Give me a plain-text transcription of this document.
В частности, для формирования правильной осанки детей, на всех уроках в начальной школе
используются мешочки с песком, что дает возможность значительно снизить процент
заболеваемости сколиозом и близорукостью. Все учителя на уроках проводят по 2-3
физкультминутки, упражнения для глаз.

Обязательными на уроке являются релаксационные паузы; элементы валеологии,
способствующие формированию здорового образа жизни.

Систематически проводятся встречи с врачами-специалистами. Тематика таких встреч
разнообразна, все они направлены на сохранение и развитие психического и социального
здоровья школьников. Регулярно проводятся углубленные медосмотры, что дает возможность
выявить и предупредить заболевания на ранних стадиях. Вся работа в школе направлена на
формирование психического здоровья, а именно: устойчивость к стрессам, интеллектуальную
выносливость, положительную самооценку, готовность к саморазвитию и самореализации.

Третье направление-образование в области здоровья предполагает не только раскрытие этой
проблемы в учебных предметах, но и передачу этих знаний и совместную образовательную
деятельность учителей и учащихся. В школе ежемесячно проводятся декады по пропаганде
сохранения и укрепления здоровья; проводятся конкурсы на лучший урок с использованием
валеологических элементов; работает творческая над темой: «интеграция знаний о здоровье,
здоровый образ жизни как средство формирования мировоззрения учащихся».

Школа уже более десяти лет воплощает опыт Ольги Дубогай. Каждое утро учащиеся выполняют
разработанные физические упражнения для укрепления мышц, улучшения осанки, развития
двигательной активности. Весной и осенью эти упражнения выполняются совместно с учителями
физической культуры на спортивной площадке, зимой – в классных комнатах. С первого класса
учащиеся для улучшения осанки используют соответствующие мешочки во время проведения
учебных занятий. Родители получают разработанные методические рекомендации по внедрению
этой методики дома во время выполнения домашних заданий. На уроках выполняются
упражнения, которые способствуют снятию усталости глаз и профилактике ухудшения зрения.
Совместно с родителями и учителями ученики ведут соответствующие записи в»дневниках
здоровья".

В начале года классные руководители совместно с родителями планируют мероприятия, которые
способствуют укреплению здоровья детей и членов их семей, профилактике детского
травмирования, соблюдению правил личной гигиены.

※ ※ ※

> _Exercise requirements_
Repeat each record exactly, leaving nothing out.

> _Answer below_
Give me a plain-text transcription of this document.
В частности, для формирования правильной осанки детей, на всех уроках в начальной школе
используются мешочки с песком, что дает возможность значительно снизить процент
заболеваемости сколиозом и близорукостью. Все учителя на уроках проводят по 2-3
физкультминутки, упражнения для глаз.

Обязательными на уроке являются релаксационные паузы; элементы валеологии,
способствующие формированию здорового образа жизни.

Систематически проводятся встречи с врачами-специалистами. Тематика таких встреч
разнообразна, все они направлены на сохранение и развитие психического и социального
здоровья школьников. Регулярно проводятся углубленные медосмотры, что дает возможность
выявить и предупредить заболевания на ранних стадиях. Вся работа в школе направлена на
формирование психического здоровья, а именно: устойчивость к стрессам, интеллектуальную
выносливость, положительную самооценку, готовность к саморазвитию и самореализации.

Третье направление-образование в области здоровья предполагает не только раскрытие этой
проблемы в учебных предметах, но и передачу этих знаний и совместную образовательную
деятельность учителей и учащихся. В школе ежемесячно проводятся декады по пропаганде
сохранения и укрепления здоровья; проводятся конкурсы на лучший урок с использованием
валеологических элементов; работает творческая над темой: «интеграция знаний о здоровье,
здоровый образ жизни как средство формирования мировоззрения учащихся».

Школа уже более десяти лет воплощает опыт Ольги Дубогай. Каждое утро учащиеся выполняют
разработанные физические упражнения для укрепления мышц, улучшения осанки, развития
двигательной активности. Весной и осенью эти упражнения выполняются совместно с учителями
физической культуры на спортивной площадке, зимой – в классных комнатах. С первого класса
учащиеся для улучшения осанки используют соответствующие мешочки во время проведения
учебных занятий. Родители получают разработанные методические рекомендации по внедрению
этой методики дома во время выполнения домашних заданий. На уроках выполняются
упражнения, которые способствуют снятию усталости глаз и профилактике ухудшения зрения.
Совместно с родителями и учителями ученики ведут соответствующие записи в»дневниках
здоровья".

В начале года классные руководители совместно с родителями планируют мероприятия, которые
способствуют укреплению здоровья детей и членов их семей, профилактике детского
травмирования, соблюдению правил личной гигиены.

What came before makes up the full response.